• _WORK TO COMPLETE_
Within the records below, find each line that holds the string "label", then copy it.

Stored data entries

+ + + +

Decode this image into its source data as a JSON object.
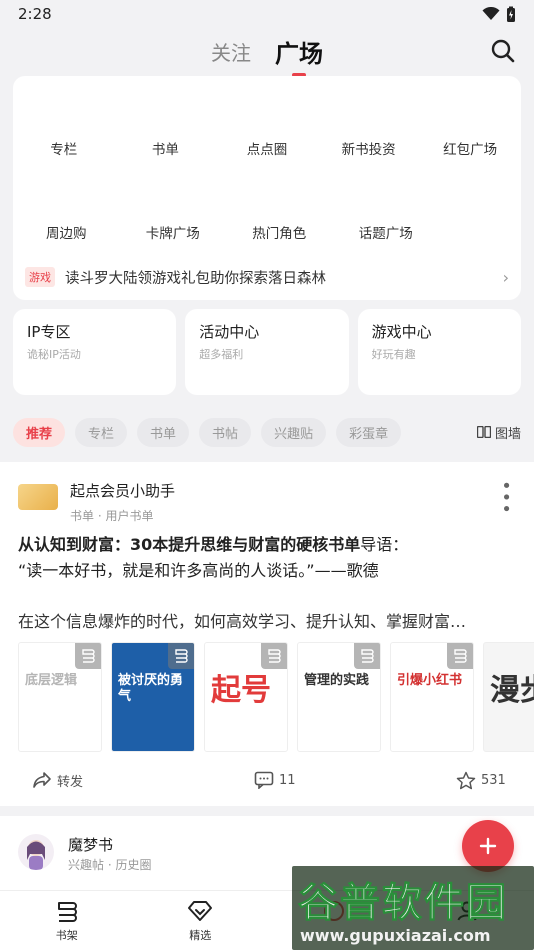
{
  "status": {
    "time": "2:28"
  },
  "header": {
    "tabs": [
      {
        "label": "关注"
      },
      {
        "label": "广场"
      }
    ]
  },
  "grid": {
    "row1": [
      "专栏",
      "书单",
      "点点圈",
      "新书投资",
      "红包广场"
    ],
    "row2": [
      "周边购",
      "卡牌广场",
      "热门角色",
      "话题广场"
    ]
  },
  "promo": {
    "tag": "游戏",
    "text": "读斗罗大陆领游戏礼包助你探索落日森林"
  },
  "features": [
    {
      "title": "IP专区",
      "sub": "诡秘IP活动"
    },
    {
      "title": "活动中心",
      "sub": "超多福利"
    },
    {
      "title": "游戏中心",
      "sub": "好玩有趣"
    }
  ],
  "filters": [
    "推荐",
    "专栏",
    "书单",
    "书帖",
    "兴趣贴",
    "彩蛋章"
  ],
  "filter_right": "图墙",
  "post": {
    "author": "起点会员小助手",
    "meta": "书单 · 用户书单",
    "title_bold": "从认知到财富：30本提升思维与财富的硬核书单",
    "title_rest": "导语：",
    "quote": "“读一本好书，就是和许多高尚的人谈话。”——歌德",
    "excerpt": "在这个信息爆炸的时代，如何高效学习、提升认知、掌握财富…",
    "books": [
      {
        "title": "底层逻辑",
        "bg": "#ffffff",
        "fg": "#b5b5b5"
      },
      {
        "title": "被讨厌的勇气",
        "bg": "#1e5fa8",
        "fg": "#ffffff"
      },
      {
        "title": "起号",
        "bg": "#ffffff",
        "fg": "#e23b3b"
      },
      {
        "title": "管理的实践",
        "bg": "#ffffff",
        "fg": "#333333"
      },
      {
        "title": "引爆小红书",
        "bg": "#ffffff",
        "fg": "#d33131"
      },
      {
        "title": "漫步",
        "bg": "#f5f5f5",
        "fg": "#333333"
      }
    ],
    "share": "转发",
    "comments": "11",
    "likes": "531"
  },
  "post2": {
    "author": "魔梦书",
    "meta": "兴趣帖 · 历史圈"
  },
  "nav": [
    {
      "label": "书架"
    },
    {
      "label": "精选"
    },
    {
      "label": ""
    },
    {
      "label": ""
    }
  ],
  "watermark": {
    "title": "谷普软件园",
    "url": "www.gupuxiazai.com"
  },
  "colors": {
    "accent": "#e8414a"
  }
}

+ + + +

• _OUTPUT OF THE EXERCISE_
        "label": "关注"
        "label": "广场"
      "label": "书架"
      "label": "精选"
      "label": ""
      "label": ""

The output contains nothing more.